■ PROBLEM STATEMENT ■
Filter the records below for the word "Feuchte". Copy each line that holds it.

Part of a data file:
────
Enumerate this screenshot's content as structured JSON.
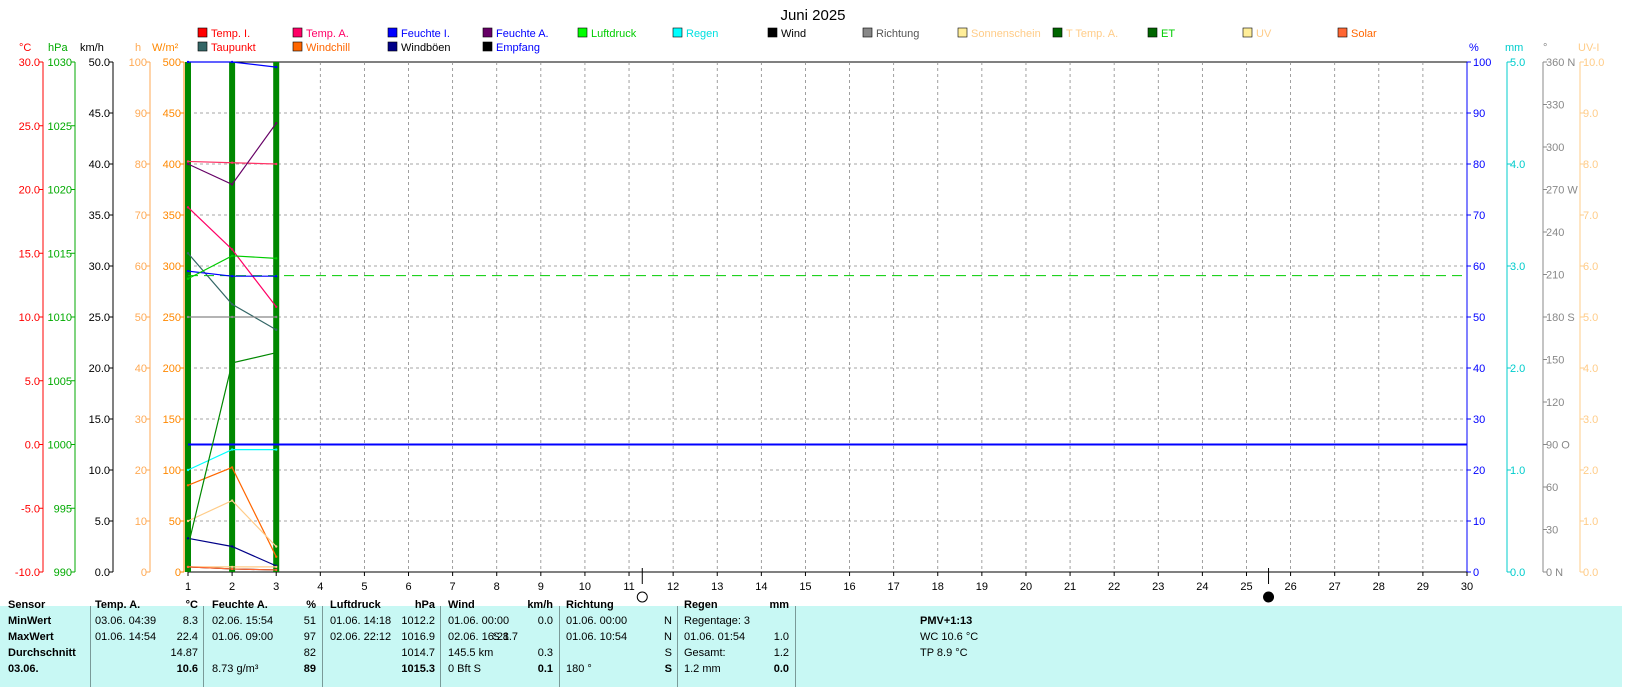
{
  "title": "Juni 2025",
  "axis_units": {
    "temp": "°C",
    "pressure": "hPa",
    "wind": "km/h",
    "sunshine": "h",
    "solar": "W/m²",
    "humidity": "%",
    "rain": "mm",
    "direction": "°",
    "uv": "UV-I"
  },
  "legend": [
    {
      "label": "Temp. I.",
      "color": "#ff0000"
    },
    {
      "label": "Taupunkt",
      "color": "#ff0000"
    },
    {
      "label": "Temp. A.",
      "color": "#ff0066"
    },
    {
      "label": "Windchill",
      "color": "#ff6600"
    },
    {
      "label": "Feuchte I.",
      "color": "#0000ff"
    },
    {
      "label": "Windböen",
      "color": "#000000"
    },
    {
      "label": "Feuchte A.",
      "color": "#0000ff"
    },
    {
      "label": "Empfang",
      "color": "#0000ff"
    },
    {
      "label": "Luftdruck",
      "color": "#00cc00"
    },
    {
      "label": "Regen",
      "color": "#00e0e0"
    },
    {
      "label": "Wind",
      "color": "#000000"
    },
    {
      "label": "Richtung",
      "color": "#555555"
    },
    {
      "label": "Sonnenschein",
      "color": "#ffcc88"
    },
    {
      "label": "T Temp. A.",
      "color": "#ffcc88"
    },
    {
      "label": "ET",
      "color": "#00cc00"
    },
    {
      "label": "UV",
      "color": "#ffcc88"
    },
    {
      "label": "Solar",
      "color": "#ff6600"
    }
  ],
  "legend_swatches": [
    "#ff0000",
    "#336666",
    "#ff0066",
    "#ff6600",
    "#0000ff",
    "#000088",
    "#660066",
    "#000000",
    "#00ff00",
    "#00ffff",
    "#000000",
    "#888888",
    "#ffee99",
    "#006600",
    "#006600",
    "#ffee99",
    "#ff6633"
  ],
  "colors": {
    "temp_axis": "#ff0000",
    "pressure_axis": "#00aa00",
    "wind_axis": "#000000",
    "sun_axis": "#ffaa55",
    "solar_axis": "#ff8800",
    "humidity_axis": "#0000ff",
    "rain_axis": "#00cccc",
    "direction_axis": "#888888",
    "uv_axis": "#ffcc88",
    "day_bar": "#008800",
    "grid": "#888888",
    "stats_bg": "#c8f8f4"
  },
  "chart_data": {
    "type": "line",
    "x": [
      1,
      2,
      3
    ],
    "xlim": [
      1,
      30
    ],
    "x_ticks": [
      1,
      2,
      3,
      4,
      5,
      6,
      7,
      8,
      9,
      10,
      11,
      12,
      13,
      14,
      15,
      16,
      17,
      18,
      19,
      20,
      21,
      22,
      23,
      24,
      25,
      26,
      27,
      28,
      29,
      30
    ],
    "axes": {
      "temp": {
        "range": [
          -10,
          30
        ],
        "ticks": [
          "30.0",
          "25.0",
          "20.0",
          "15.0",
          "10.0",
          "5.0",
          "0.0",
          "-5.0",
          "-10.0"
        ]
      },
      "pressure": {
        "range": [
          990,
          1030
        ],
        "ticks": [
          "1030",
          "1025",
          "1020",
          "1015",
          "1010",
          "1005",
          "1000",
          "995",
          "990"
        ]
      },
      "wind": {
        "range": [
          0,
          50
        ],
        "ticks": [
          "50.0",
          "45.0",
          "40.0",
          "35.0",
          "30.0",
          "25.0",
          "20.0",
          "15.0",
          "10.0",
          "5.0",
          "0.0"
        ]
      },
      "sunshine": {
        "range": [
          0,
          100
        ],
        "ticks": [
          "100",
          "90",
          "80",
          "70",
          "60",
          "50",
          "40",
          "30",
          "20",
          "10",
          "0"
        ]
      },
      "solar": {
        "range": [
          0,
          500
        ],
        "ticks": [
          "500",
          "450",
          "400",
          "350",
          "300",
          "250",
          "200",
          "150",
          "100",
          "50",
          "0"
        ]
      },
      "humidity": {
        "range": [
          0,
          100
        ],
        "ticks": [
          "100",
          "90",
          "80",
          "70",
          "60",
          "50",
          "40",
          "30",
          "20",
          "10",
          "0"
        ]
      },
      "rain": {
        "range": [
          0,
          5
        ],
        "ticks": [
          "5.0",
          "4.0",
          "3.0",
          "2.0",
          "1.0",
          "0.0"
        ]
      },
      "direction": {
        "range": [
          0,
          360
        ],
        "ticks": [
          "360 N",
          "330",
          "300",
          "270 W",
          "240",
          "210",
          "180 S",
          "150",
          "120",
          "90  O",
          "60",
          "30",
          "0   N"
        ]
      },
      "uv": {
        "range": [
          0,
          10
        ],
        "ticks": [
          "10.0",
          "9.0",
          "8.0",
          "7.0",
          "6.0",
          "5.0",
          "4.0",
          "3.0",
          "2.0",
          "1.0",
          "0.0"
        ]
      }
    },
    "series": [
      {
        "name": "Temp. I.",
        "axis": "temp",
        "color": "#ff3366",
        "values": [
          22.2,
          22.1,
          22.0
        ]
      },
      {
        "name": "Temp. A.",
        "axis": "temp",
        "color": "#ff0066",
        "values": [
          18.6,
          15.3,
          10.8
        ]
      },
      {
        "name": "Taupunkt",
        "axis": "temp",
        "color": "#336666",
        "values": [
          15.0,
          11.0,
          9.0
        ]
      },
      {
        "name": "Windchill",
        "axis": "temp",
        "color": "#ff6600",
        "values": [
          -3.2,
          -1.8,
          -8.8
        ]
      },
      {
        "name": "Feuchte I.",
        "axis": "humidity",
        "color": "#0000ff",
        "values": [
          59,
          58,
          58
        ]
      },
      {
        "name": "Feuchte A.",
        "axis": "humidity",
        "color": "#660066",
        "values": [
          80,
          76,
          88
        ]
      },
      {
        "name": "Luftdruck",
        "axis": "pressure",
        "color": "#00cc00",
        "values": [
          1013.0,
          1014.8,
          1014.6
        ]
      },
      {
        "name": "Regen",
        "axis": "rain",
        "color": "#00ffff",
        "values": [
          1.0,
          1.2,
          1.2
        ]
      },
      {
        "name": "Wind",
        "axis": "wind",
        "color": "#000000",
        "values": [
          0.5,
          0.3,
          0.2
        ]
      },
      {
        "name": "Windböen",
        "axis": "wind",
        "color": "#000088",
        "values": [
          3.3,
          2.5,
          0.6
        ]
      },
      {
        "name": "Richtung",
        "axis": "direction",
        "color": "#888888",
        "values": [
          180,
          180,
          180
        ]
      },
      {
        "name": "Sonnenschein",
        "axis": "sunshine",
        "color": "#ffcc88",
        "values": [
          10,
          14,
          5
        ]
      },
      {
        "name": "ET",
        "axis": "pressure",
        "color": "#008800",
        "values": [
          992,
          1006.4,
          1007.2
        ]
      },
      {
        "name": "UV",
        "axis": "uv",
        "color": "#ffcc88",
        "values": [
          0.1,
          0.1,
          0.1
        ]
      },
      {
        "name": "Solar",
        "axis": "solar",
        "color": "#ff6633",
        "values": [
          5,
          3,
          2
        ]
      },
      {
        "name": "Empfang",
        "axis": "humidity",
        "color": "#0000ff",
        "values": [
          100,
          100,
          99
        ]
      }
    ],
    "reference_lines": [
      {
        "axis": "humidity",
        "value": 25,
        "color": "#0000ff",
        "style": "solid"
      },
      {
        "axis": "pressure",
        "value": 1013.25,
        "color": "#00cc00",
        "style": "dashed"
      }
    ],
    "moon_phases": [
      {
        "x": 11.3,
        "phase": "full"
      },
      {
        "x": 25.5,
        "phase": "new"
      }
    ],
    "grid": true
  },
  "stats": {
    "sensor_header": "Sensor",
    "row_labels": [
      "MinWert",
      "MaxWert",
      "Durchschnitt",
      "03.06."
    ],
    "temp": {
      "header": "Temp. A.",
      "unit": "°C",
      "rows": [
        [
          "03.06.  04:39",
          "8.3"
        ],
        [
          "01.06.  14:54",
          "22.4"
        ],
        [
          "",
          "14.87"
        ],
        [
          "",
          "10.6"
        ]
      ]
    },
    "humidity": {
      "header": "Feuchte A.",
      "unit": "%",
      "rows": [
        [
          "02.06.  15:54",
          "51"
        ],
        [
          "01.06.  09:00",
          "97"
        ],
        [
          "",
          "82"
        ],
        [
          "8.73 g/m³",
          "89"
        ]
      ]
    },
    "pressure": {
      "header": "Luftdruck",
      "unit": "hPa",
      "rows": [
        [
          "01.06.  14:18",
          "1012.2"
        ],
        [
          "02.06.  22:12",
          "1016.9"
        ],
        [
          "",
          "1014.7"
        ],
        [
          "",
          "1015.3"
        ]
      ]
    },
    "wind": {
      "header": "Wind",
      "unit": "km/h",
      "rows": [
        [
          "01.06.  00:00",
          "",
          "0.0"
        ],
        [
          "02.06.  16:21",
          "S 8.7",
          ""
        ],
        [
          "145.5 km",
          "",
          "0.3"
        ],
        [
          "0 Bft S",
          "",
          "0.1"
        ]
      ]
    },
    "direction": {
      "header": "Richtung",
      "rows": [
        [
          "01.06.  00:00",
          "N"
        ],
        [
          "01.06.  10:54",
          "N"
        ],
        [
          "",
          "S"
        ],
        [
          "180 °",
          "S"
        ]
      ]
    },
    "rain": {
      "header": "Regen",
      "unit": "mm",
      "rows": [
        [
          "Regentage: 3",
          ""
        ],
        [
          "01.06.  01:54",
          "1.0"
        ],
        [
          "Gesamt:",
          "1.2"
        ],
        [
          "1.2 mm",
          "0.0"
        ]
      ]
    },
    "extra": [
      "PMV+1:13",
      "WC 10.6 °C",
      "TP 8.9 °C"
    ]
  }
}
────
■ RESPONSE ■
      "label": "Feuchte I.",
      "label": "Feuchte A.",
        "name": "Feuchte I.",
        "name": "Feuchte A.",
      "header": "Feuchte A.",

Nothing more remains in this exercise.